**Requirements**
Find how many lines contain "Terms" and state only that number.

++++ Entries provided ++++

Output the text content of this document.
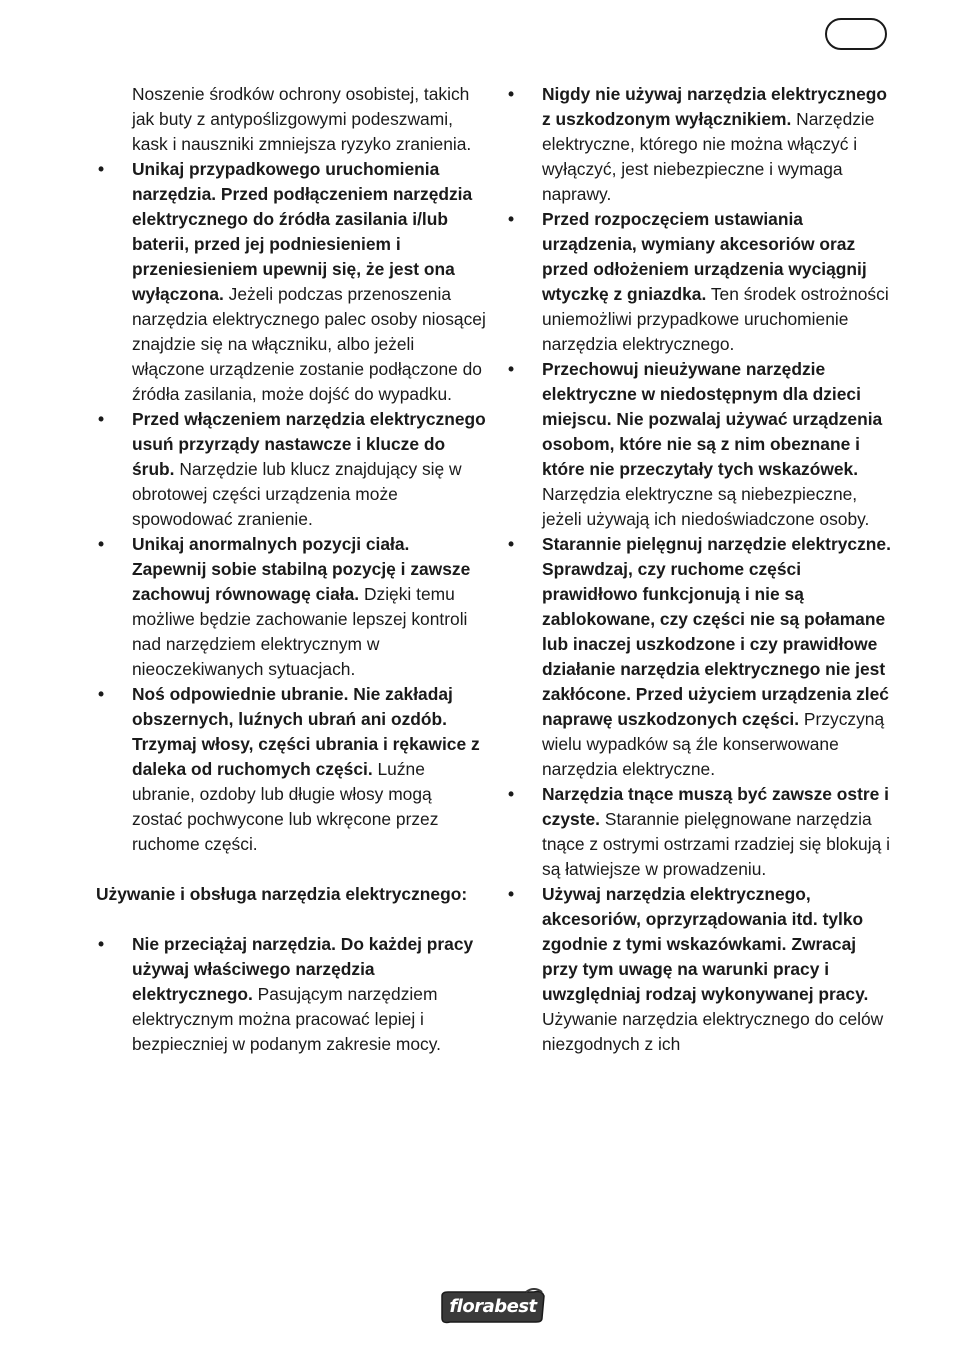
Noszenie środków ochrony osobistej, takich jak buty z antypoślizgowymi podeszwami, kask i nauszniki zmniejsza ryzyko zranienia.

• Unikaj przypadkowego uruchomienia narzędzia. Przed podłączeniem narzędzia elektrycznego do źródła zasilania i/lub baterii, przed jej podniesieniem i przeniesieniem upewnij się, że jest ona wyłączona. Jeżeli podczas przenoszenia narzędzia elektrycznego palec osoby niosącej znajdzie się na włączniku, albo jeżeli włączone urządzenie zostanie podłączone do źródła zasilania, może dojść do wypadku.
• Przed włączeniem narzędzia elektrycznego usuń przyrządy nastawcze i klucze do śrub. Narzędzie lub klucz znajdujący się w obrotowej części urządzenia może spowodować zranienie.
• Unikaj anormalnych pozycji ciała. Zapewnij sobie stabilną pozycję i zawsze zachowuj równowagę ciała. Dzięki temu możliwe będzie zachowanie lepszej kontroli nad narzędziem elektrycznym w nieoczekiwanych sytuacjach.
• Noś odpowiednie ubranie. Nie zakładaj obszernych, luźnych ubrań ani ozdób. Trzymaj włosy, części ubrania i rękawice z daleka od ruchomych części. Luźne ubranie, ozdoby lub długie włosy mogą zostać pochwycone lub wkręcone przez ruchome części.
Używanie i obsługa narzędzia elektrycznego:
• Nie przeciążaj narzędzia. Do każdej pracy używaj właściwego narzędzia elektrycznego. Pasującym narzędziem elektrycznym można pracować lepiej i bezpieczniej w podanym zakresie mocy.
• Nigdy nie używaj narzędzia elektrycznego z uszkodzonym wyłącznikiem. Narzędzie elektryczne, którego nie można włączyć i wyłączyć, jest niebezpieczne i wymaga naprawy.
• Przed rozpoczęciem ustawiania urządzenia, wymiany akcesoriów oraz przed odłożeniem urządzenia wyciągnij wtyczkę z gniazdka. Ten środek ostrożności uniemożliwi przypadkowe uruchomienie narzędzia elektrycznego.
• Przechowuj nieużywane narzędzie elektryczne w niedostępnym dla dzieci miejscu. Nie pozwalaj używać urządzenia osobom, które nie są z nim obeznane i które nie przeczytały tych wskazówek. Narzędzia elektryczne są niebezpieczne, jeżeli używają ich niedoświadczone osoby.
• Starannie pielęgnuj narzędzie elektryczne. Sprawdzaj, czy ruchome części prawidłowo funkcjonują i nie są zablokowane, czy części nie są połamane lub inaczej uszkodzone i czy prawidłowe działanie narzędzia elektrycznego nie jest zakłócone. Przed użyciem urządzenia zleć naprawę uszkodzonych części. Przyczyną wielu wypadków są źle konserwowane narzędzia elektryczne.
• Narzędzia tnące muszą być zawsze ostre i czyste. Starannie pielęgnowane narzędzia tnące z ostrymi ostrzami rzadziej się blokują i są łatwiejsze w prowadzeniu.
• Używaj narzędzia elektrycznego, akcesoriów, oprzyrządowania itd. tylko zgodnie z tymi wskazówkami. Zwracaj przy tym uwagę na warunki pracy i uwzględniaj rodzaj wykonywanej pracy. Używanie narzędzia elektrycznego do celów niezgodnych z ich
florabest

++++
++++ Entries provided ++++

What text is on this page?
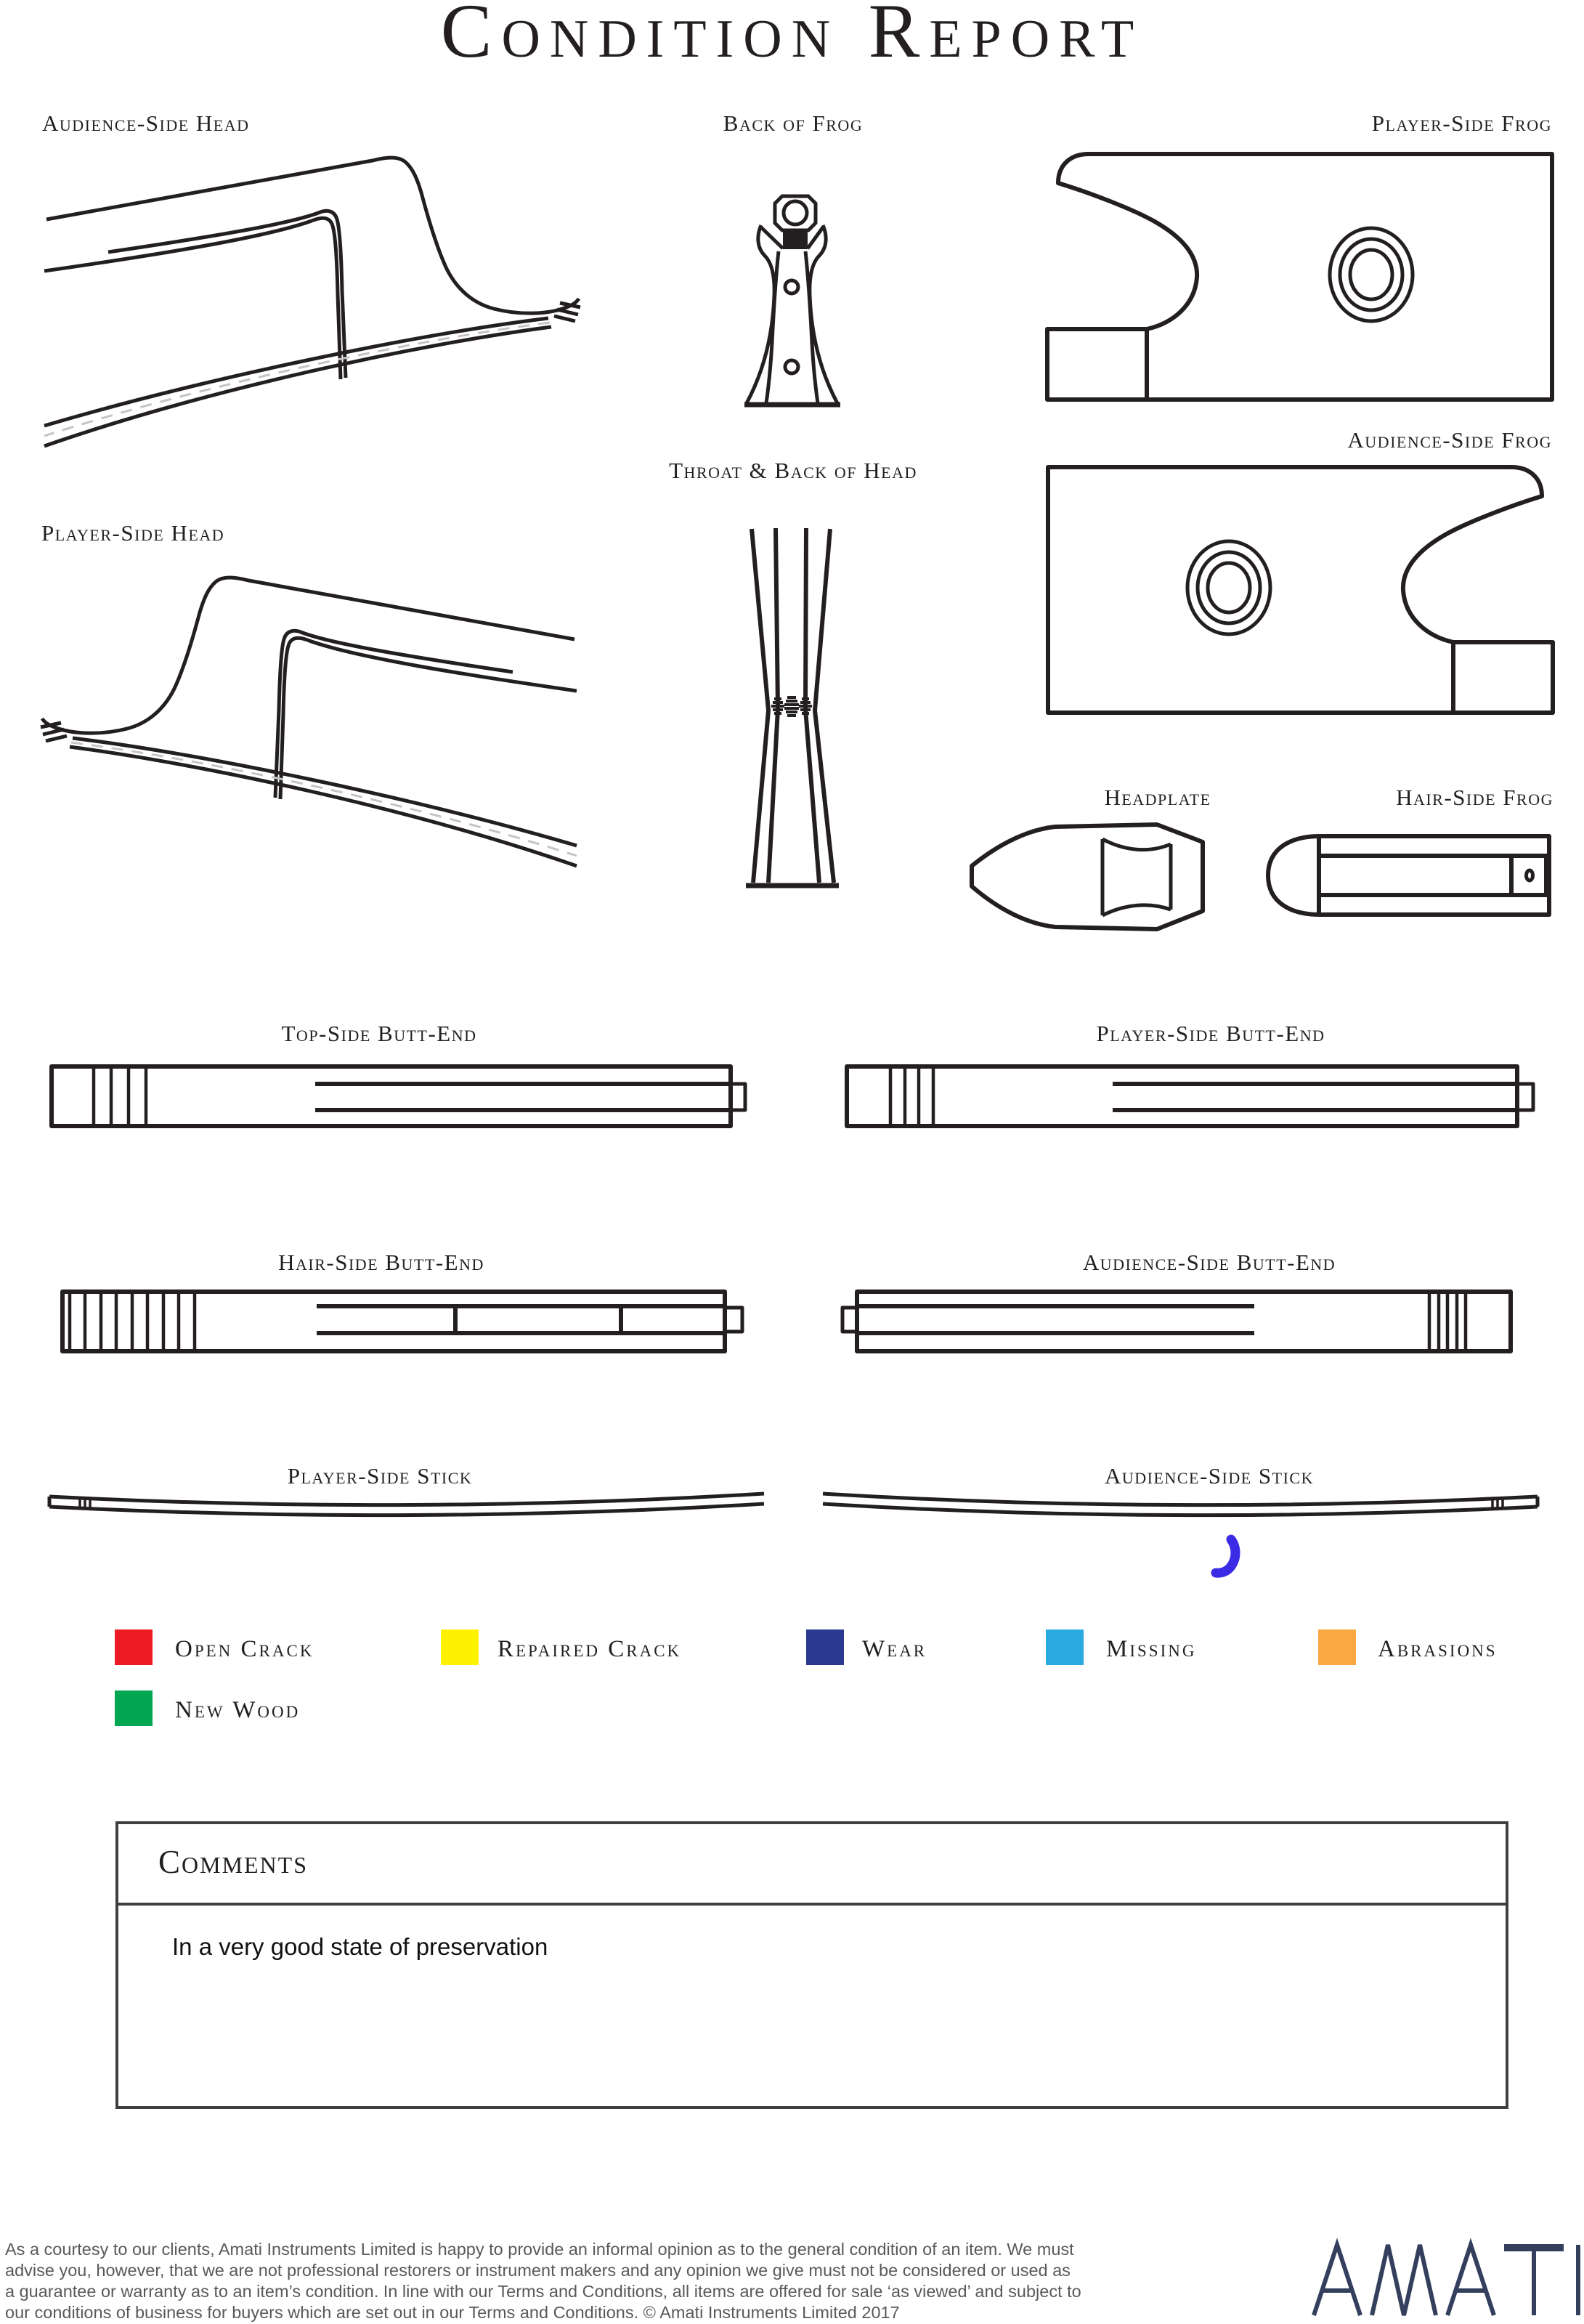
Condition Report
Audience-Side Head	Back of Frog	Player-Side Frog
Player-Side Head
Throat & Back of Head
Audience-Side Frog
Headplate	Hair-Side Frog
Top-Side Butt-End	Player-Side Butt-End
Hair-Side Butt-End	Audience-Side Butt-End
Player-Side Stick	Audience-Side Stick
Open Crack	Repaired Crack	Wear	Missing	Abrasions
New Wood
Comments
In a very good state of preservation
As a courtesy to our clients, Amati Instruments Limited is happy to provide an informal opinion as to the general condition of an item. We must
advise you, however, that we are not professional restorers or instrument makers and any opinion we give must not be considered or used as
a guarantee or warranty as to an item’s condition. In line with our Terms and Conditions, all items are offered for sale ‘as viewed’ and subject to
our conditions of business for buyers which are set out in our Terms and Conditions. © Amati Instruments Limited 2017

++++

**Expected answer**
2